正文.
--------
Further understanding of the signal

#include <stdio.h>
#include <stdlib.h>
#include <unistd.h>
#include <signal.h>
#include <errno.h>

// 信号处理函数
void sig_usr(int signo)
{
    
    
    if (signo == SIGUSR1)
    {
    
    
        printf("收到了SIGUSR1信号，我休息15秒......!\n");
        sleep(15);
        printf("收到了SIGUSR1信号，我休息15秒完毕，苏醒了......!\n");
    }
    else if (signo == SIGUSR2)
    {
    
    
        printf("收到了SIGUSR2信号，我休息5秒......!\n");
        sleep(5);
        printf("收到了SIGUSR2信号，我休息5秒完毕，苏醒了......!\n");
    }
    else
    {
    
    
        printf("收到了未捕捉的信号%d!\n", signo);
    }
}

int main(int argc, char* const* argv)
--------
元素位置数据
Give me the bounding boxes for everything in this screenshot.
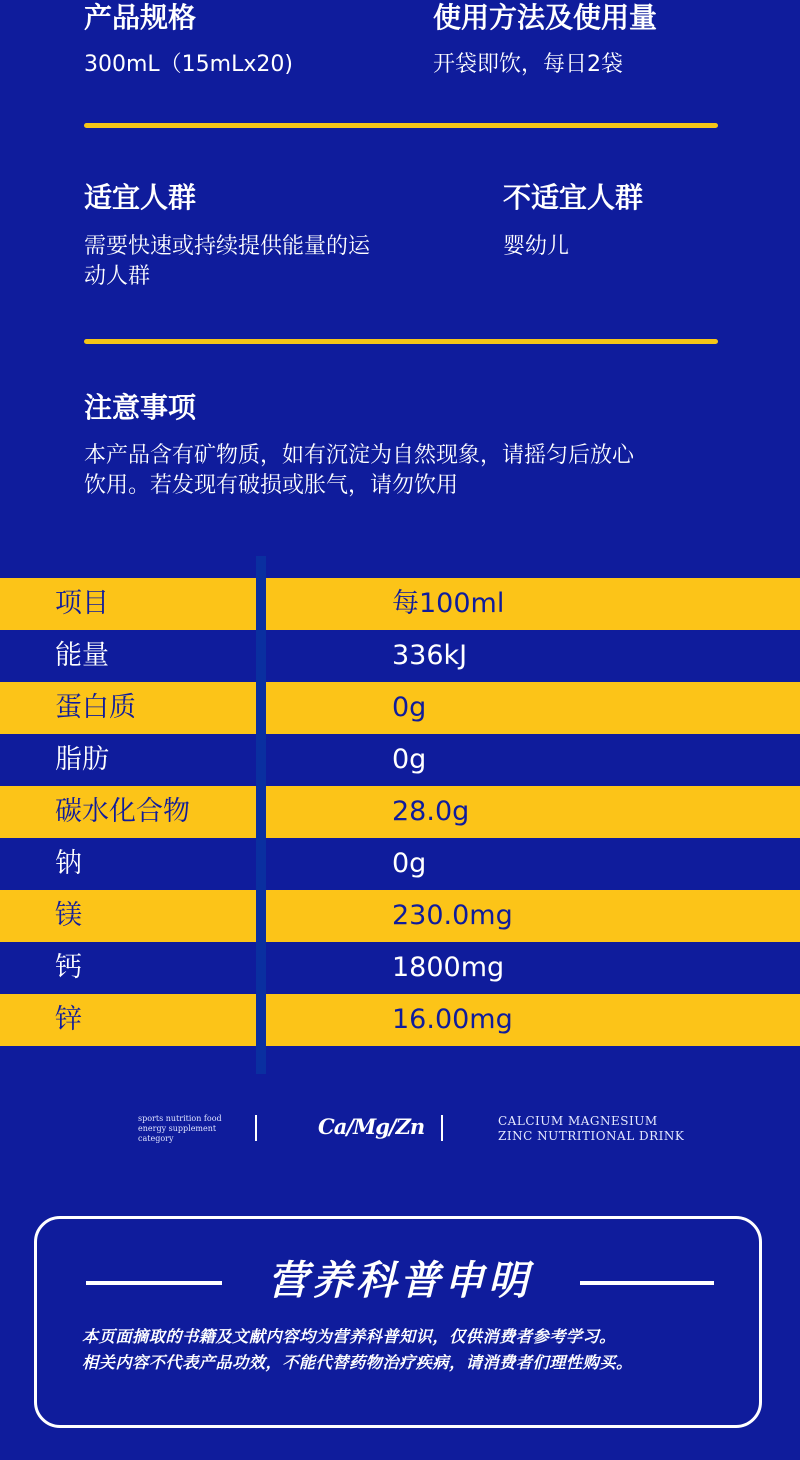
disclaimer-box bbox=[34, 1216, 762, 1428]
table-cell-item: 碳水化合物 bbox=[55, 796, 190, 827]
table-cell-value: 0g bbox=[392, 692, 427, 723]
notice-title: 注意事项 bbox=[84, 391, 197, 424]
category-tag bbox=[138, 1114, 222, 1144]
table-row bbox=[0, 838, 800, 890]
disclaimer-line-2: 相关内容不代表产品功效，不能代替药物治疗疾病，请消费者们理性购买。 bbox=[82, 1353, 633, 1372]
table-row bbox=[0, 630, 800, 682]
unsuitable-value: 婴幼儿 bbox=[503, 234, 570, 259]
table-cell-value: 16.00mg bbox=[392, 1004, 513, 1035]
minerals-tag: Ca/Mg/Zn bbox=[318, 1114, 425, 1139]
category-line-2: energy supplement bbox=[138, 1124, 217, 1133]
table-cell-item: 脂肪 bbox=[55, 744, 109, 775]
unsuitable-title: 不适宜人群 bbox=[503, 181, 644, 214]
table-cell-value: 1800mg bbox=[392, 952, 505, 983]
table-cell-item: 钠 bbox=[55, 848, 82, 879]
disclaimer-title: 营养科普申明 bbox=[268, 1258, 532, 1304]
nutrition-table bbox=[0, 578, 800, 1046]
table-cell-item: 蛋白质 bbox=[55, 692, 136, 723]
usage-title: 使用方法及使用量 bbox=[433, 1, 658, 34]
separator bbox=[441, 1115, 443, 1141]
category-line-3: category bbox=[138, 1134, 174, 1143]
divider-line bbox=[84, 123, 718, 128]
disclaimer-line-1: 本页面摘取的书籍及文献内容均为营养科普知识，仅供消费者参考学习。 bbox=[82, 1327, 616, 1346]
table-row bbox=[0, 942, 800, 994]
suitable-line-2: 动人群 bbox=[84, 264, 151, 289]
title-dash-right bbox=[580, 1281, 714, 1285]
drink-tag bbox=[498, 1114, 684, 1144]
table-cell-value: 0g bbox=[392, 744, 427, 775]
table-cell-item: 钙 bbox=[55, 952, 82, 983]
table-row bbox=[0, 734, 800, 786]
table-cell-value: 336kJ bbox=[392, 640, 468, 671]
suitable-line-1: 需要快速或持续提供能量的运 bbox=[84, 234, 371, 259]
table-cell-value: 28.0g bbox=[392, 796, 470, 827]
usage-value: 开袋即饮，每日2袋 bbox=[433, 52, 623, 77]
table-row bbox=[0, 890, 800, 942]
table-column-divider bbox=[256, 556, 266, 1074]
table-cell-value: 0g bbox=[392, 848, 427, 879]
table-row bbox=[0, 682, 800, 734]
divider-line bbox=[84, 339, 718, 344]
spec-value: 300mL（15mLx20) bbox=[84, 52, 293, 77]
table-row bbox=[0, 994, 800, 1046]
table-row bbox=[0, 786, 800, 838]
notice-line-1: 本产品含有矿物质，如有沉淀为自然现象，请摇匀后放心 bbox=[84, 443, 635, 468]
table-header-item: 项目 bbox=[55, 588, 109, 619]
table-cell-item: 锌 bbox=[55, 1004, 82, 1035]
spec-title: 产品规格 bbox=[84, 1, 197, 34]
table-cell-item: 能量 bbox=[55, 640, 109, 671]
suitable-title: 适宜人群 bbox=[84, 181, 197, 214]
table-cell-value: 230.0mg bbox=[392, 900, 513, 931]
table-row bbox=[0, 578, 800, 630]
notice-line-2: 饮用。若发现有破损或胀气，请勿饮用 bbox=[84, 473, 459, 498]
separator bbox=[255, 1115, 257, 1141]
drink-line-1: CALCIUM MAGNESIUM bbox=[498, 1114, 658, 1128]
drink-line-2: ZINC NUTRITIONAL DRINK bbox=[498, 1129, 685, 1143]
title-dash-left bbox=[86, 1281, 222, 1285]
category-line-1: sports nutrition food bbox=[138, 1114, 222, 1123]
table-header-value: 每100ml bbox=[392, 588, 505, 619]
table-cell-item: 镁 bbox=[55, 900, 82, 931]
--------
问题与任务.
A: 能否把信号处理代码中从“Further understanding of”开始、到“void sig_usr(int signo)”结束的这一段逐字重新输入一遍？
B: 请把清单里从包含“disclaimer-box bbox=[34, 1216, 762, 1428]”的那一行开始、到包含“table-cell-item: 脂肪 bbox=[55, 744, 109, 775]”的那一行结束的各行（首尾两行都算在内）排成一个 JSON 字符串列表，每行一项，空行不计。

参考答案.
A:
Further understanding of the signal

#include <stdio.h>
#include <stdlib.h>
#include <unistd.h>
#include <signal.h>
#include <errno.h>

// 信号处理函数
void sig_usr(int signo)

B:
[
  "disclaimer-box bbox=[34, 1216, 762, 1428]",
  "table-cell-item: 碳水化合物 bbox=[55, 796, 190, 827]",
  "table-cell-value: 0g bbox=[392, 692, 427, 723]",
  "notice-title: 注意事项 bbox=[84, 391, 197, 424]",
  "category-tag bbox=[138, 1114, 222, 1144]",
  "table-row bbox=[0, 838, 800, 890]",
  "disclaimer-line-2: 相关内容不代表产品功效，不能代替药物治疗疾病，请消费者们理性购买。 bbox=[82, 1353, 633, 1372]",
  "table-row bbox=[0, 630, 800, 682]",
  "unsuitable-value: 婴幼儿 bbox=[503, 234, 570, 259]",
  "table-cell-value: 16.00mg bbox=[392, 1004, 513, 1035]",
  "minerals-tag: Ca/Mg/Zn bbox=[318, 1114, 425, 1139]",
  "category-line-2: energy supplement bbox=[138, 1124, 217, 1133]",
  "table-cell-item: 脂肪 bbox=[55, 744, 109, 775]"
]